--- Start DATA PROVIDED ---
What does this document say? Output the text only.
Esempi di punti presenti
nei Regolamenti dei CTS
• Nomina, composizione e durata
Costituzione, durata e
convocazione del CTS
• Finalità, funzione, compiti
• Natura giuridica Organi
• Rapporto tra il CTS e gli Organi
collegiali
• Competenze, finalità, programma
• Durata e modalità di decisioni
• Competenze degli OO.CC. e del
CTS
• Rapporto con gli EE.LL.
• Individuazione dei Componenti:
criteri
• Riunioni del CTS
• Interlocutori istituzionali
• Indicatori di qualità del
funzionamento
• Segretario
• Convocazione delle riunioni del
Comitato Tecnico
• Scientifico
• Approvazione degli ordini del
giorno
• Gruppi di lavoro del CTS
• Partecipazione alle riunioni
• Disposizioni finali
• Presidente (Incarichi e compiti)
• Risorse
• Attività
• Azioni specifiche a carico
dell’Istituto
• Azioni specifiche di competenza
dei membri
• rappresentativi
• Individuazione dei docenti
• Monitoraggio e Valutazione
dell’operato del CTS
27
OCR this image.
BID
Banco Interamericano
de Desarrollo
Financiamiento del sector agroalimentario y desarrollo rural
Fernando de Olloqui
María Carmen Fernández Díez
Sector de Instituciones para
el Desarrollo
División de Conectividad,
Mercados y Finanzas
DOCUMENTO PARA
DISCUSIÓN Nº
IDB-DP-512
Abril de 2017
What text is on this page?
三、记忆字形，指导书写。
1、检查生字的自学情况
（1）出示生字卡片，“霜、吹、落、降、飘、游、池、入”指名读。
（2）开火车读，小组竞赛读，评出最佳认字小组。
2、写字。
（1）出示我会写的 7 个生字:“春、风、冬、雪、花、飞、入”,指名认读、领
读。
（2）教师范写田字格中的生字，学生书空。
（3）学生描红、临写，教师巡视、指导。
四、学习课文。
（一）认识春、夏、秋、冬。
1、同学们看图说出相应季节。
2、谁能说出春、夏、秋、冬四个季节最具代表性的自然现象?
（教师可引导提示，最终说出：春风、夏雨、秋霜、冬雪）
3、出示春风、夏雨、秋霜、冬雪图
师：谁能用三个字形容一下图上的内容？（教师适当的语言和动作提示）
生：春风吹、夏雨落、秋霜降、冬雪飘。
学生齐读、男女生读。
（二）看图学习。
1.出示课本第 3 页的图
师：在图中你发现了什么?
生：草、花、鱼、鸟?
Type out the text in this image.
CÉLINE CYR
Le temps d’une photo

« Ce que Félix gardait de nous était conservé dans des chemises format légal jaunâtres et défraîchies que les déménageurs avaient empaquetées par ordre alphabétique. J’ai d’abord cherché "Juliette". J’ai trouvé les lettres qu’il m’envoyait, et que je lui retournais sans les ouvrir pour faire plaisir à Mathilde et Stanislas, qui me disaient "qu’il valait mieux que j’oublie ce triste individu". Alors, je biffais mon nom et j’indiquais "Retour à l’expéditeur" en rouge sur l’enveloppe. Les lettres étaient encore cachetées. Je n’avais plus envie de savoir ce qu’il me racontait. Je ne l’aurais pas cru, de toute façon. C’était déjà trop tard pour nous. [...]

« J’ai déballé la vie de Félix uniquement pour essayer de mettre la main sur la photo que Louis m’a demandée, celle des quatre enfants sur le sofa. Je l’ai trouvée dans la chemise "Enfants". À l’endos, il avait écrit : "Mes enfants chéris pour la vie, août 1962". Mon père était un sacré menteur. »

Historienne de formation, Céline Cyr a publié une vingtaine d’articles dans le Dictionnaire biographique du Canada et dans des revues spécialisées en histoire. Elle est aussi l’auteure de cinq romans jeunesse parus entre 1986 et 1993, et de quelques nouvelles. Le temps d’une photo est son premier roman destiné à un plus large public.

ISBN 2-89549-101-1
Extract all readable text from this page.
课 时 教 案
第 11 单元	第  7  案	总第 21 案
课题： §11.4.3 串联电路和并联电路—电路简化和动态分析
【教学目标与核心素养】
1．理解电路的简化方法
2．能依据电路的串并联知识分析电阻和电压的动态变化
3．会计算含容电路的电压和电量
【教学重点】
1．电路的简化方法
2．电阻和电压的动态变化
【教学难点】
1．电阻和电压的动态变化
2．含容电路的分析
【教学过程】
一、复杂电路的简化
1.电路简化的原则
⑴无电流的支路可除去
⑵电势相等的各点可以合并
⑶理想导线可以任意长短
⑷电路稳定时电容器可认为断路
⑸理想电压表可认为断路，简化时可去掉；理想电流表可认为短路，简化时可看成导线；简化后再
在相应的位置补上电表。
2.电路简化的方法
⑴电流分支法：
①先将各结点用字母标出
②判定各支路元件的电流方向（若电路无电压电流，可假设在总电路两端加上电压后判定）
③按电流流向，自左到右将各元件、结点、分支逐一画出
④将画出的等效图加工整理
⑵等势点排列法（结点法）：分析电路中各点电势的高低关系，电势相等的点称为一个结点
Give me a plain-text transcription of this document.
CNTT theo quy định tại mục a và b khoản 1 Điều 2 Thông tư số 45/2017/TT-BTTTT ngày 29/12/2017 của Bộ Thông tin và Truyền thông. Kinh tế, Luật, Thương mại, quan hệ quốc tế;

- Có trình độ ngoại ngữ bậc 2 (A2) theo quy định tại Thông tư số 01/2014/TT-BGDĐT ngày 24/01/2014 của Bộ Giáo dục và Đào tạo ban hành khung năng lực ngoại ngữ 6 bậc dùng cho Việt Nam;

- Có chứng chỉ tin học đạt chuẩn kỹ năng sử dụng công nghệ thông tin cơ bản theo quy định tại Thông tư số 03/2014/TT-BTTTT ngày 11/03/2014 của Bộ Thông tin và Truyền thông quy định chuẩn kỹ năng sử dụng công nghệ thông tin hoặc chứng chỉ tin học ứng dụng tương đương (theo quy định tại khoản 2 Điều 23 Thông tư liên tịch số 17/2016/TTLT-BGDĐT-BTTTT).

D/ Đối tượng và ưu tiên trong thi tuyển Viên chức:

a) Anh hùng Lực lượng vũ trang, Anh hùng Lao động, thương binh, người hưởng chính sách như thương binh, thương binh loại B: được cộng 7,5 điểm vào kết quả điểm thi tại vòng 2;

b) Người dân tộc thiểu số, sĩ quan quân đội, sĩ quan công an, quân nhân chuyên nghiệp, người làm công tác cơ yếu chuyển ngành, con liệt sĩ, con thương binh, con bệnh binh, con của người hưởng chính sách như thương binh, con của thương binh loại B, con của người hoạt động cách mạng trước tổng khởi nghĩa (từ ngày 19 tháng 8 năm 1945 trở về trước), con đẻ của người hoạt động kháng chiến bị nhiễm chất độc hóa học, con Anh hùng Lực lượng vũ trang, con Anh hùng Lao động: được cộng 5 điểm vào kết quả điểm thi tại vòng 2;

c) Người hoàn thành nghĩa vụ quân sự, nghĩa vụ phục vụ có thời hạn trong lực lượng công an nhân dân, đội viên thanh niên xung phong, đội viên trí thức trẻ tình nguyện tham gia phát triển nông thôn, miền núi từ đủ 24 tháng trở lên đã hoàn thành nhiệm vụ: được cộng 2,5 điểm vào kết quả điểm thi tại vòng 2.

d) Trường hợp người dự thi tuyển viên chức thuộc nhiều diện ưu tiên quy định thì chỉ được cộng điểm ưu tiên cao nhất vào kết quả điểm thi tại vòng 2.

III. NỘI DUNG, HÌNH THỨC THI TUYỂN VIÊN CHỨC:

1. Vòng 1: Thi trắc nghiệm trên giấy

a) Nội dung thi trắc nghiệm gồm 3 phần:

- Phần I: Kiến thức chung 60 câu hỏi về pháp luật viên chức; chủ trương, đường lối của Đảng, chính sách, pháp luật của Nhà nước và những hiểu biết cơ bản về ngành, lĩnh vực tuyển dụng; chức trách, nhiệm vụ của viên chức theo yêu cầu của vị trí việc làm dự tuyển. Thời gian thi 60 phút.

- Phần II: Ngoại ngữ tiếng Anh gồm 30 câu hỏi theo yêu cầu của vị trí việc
--- End DATA PROVIDED ---
Only the number is needed: state how many lines in the listing contain "text".

FINISHED TASK:
5